* Task details *
Where a line holds the word "Fork", copy that line.

::: Data entries :::

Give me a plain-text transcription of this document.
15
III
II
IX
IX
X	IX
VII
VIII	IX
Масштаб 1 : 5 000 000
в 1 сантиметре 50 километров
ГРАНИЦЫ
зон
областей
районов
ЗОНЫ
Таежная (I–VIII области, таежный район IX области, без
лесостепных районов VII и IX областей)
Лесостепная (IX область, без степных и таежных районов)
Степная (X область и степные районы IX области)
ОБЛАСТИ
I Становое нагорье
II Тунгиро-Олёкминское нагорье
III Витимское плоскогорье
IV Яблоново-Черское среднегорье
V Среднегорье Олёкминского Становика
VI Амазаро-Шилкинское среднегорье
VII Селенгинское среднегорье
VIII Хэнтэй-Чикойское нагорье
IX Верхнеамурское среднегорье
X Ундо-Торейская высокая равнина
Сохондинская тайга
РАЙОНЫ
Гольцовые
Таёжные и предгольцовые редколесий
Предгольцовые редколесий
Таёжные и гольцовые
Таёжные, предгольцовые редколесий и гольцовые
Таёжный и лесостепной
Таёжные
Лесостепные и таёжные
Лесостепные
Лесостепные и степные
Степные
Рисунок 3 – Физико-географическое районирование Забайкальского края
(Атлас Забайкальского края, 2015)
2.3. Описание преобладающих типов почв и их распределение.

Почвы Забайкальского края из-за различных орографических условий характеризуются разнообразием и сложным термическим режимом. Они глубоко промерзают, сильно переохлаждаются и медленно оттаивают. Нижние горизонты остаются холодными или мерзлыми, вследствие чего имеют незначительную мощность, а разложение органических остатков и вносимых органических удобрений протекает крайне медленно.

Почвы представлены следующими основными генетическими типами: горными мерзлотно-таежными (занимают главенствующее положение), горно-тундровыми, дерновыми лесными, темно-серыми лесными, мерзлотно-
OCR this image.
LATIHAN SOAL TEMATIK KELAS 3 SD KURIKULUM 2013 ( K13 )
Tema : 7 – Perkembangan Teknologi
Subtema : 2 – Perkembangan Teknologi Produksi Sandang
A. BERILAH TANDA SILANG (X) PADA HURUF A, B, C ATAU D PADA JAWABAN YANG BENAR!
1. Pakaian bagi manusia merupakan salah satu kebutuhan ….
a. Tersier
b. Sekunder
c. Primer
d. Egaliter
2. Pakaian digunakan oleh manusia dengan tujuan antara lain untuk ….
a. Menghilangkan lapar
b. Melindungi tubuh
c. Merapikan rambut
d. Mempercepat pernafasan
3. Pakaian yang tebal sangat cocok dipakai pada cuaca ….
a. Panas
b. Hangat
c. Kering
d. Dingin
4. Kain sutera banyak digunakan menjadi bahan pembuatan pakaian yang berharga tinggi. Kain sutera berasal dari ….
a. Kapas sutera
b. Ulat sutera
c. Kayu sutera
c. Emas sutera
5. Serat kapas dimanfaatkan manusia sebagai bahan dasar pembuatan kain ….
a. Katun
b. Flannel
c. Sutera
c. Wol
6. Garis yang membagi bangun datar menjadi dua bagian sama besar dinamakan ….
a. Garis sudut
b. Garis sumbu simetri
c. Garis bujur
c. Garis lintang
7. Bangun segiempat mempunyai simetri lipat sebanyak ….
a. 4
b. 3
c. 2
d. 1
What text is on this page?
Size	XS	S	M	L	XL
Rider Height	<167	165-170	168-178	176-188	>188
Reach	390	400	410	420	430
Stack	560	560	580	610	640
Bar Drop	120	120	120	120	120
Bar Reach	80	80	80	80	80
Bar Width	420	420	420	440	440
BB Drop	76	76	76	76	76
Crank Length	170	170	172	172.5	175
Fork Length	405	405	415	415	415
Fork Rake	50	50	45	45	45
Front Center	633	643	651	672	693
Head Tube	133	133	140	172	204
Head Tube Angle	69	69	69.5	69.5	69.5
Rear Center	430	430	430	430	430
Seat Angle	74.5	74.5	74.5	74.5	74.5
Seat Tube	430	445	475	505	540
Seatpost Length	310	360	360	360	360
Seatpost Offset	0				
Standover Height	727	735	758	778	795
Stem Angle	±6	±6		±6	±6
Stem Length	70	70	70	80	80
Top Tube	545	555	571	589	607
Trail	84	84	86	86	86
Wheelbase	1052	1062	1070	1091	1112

:::

* Exercise result *
Fork Length	405	405	415	415	415
Fork Rake	50	50	45	45	45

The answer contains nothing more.